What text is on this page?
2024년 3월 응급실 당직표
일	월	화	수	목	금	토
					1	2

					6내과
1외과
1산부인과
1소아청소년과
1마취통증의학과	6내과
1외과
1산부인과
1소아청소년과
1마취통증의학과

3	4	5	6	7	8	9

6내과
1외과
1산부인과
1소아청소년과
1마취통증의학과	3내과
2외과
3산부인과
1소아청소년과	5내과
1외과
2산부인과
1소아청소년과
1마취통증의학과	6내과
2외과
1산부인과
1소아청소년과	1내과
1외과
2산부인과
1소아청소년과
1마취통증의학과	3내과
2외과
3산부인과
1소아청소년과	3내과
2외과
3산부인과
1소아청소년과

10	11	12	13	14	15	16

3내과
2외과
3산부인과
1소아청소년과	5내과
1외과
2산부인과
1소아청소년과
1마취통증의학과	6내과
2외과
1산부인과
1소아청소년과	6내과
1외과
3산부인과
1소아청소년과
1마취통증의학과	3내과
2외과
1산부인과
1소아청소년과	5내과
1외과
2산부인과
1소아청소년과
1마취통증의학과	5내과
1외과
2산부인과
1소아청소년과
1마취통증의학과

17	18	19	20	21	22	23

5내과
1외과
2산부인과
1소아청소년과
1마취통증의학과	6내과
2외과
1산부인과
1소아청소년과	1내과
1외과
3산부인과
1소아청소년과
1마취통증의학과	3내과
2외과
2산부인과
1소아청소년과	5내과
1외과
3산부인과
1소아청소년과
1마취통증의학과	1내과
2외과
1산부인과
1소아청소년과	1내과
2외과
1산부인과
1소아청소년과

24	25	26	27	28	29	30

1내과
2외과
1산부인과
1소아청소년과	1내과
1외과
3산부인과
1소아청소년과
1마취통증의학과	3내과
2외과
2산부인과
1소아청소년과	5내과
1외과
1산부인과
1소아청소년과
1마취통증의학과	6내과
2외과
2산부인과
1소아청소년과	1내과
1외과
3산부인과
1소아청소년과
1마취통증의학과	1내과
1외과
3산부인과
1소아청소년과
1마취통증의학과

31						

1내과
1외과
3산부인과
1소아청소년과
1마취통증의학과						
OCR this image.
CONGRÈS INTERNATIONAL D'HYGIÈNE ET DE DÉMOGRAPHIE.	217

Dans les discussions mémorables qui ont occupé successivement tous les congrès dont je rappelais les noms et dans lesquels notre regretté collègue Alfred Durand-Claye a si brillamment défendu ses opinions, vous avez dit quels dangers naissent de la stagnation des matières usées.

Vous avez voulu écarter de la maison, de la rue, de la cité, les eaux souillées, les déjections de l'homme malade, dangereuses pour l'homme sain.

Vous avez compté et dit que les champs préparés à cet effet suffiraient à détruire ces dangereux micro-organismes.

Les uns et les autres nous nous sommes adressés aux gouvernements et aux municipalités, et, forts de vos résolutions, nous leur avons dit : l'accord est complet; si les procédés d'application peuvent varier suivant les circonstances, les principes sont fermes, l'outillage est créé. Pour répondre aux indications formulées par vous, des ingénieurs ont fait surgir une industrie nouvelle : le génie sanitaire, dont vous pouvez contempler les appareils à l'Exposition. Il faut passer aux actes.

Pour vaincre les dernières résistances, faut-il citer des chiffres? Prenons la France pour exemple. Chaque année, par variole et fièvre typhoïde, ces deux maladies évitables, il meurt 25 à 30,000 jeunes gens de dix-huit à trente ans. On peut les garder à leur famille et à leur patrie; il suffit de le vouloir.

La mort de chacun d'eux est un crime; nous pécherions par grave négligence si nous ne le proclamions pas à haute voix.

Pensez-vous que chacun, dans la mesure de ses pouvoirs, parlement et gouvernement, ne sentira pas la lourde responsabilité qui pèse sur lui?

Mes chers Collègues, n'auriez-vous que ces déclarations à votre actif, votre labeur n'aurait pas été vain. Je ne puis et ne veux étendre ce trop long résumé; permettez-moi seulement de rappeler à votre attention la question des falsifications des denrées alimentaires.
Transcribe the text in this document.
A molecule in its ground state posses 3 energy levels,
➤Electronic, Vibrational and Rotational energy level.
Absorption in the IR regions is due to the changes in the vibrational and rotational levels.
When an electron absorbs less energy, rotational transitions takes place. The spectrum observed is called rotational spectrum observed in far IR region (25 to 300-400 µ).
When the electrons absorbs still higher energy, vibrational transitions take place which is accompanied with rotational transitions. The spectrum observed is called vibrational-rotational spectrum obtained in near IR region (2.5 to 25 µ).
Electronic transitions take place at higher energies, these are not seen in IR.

#####

_Exercise description:_ Find all lines holding the string "When" and copy them.

_Exercise output:_
When an electron absorbs less energy, rotational transitions takes place. The spectrum observed is called rotational spectrum observed in far IR region (25 to 300-400 µ).
When the electrons absorbs still higher energy, vibrational transitions take place which is accompanied with rotational transitions. The spectrum observed is called vibrational-rotational spectrum obtained in near IR region (2.5 to 25 µ).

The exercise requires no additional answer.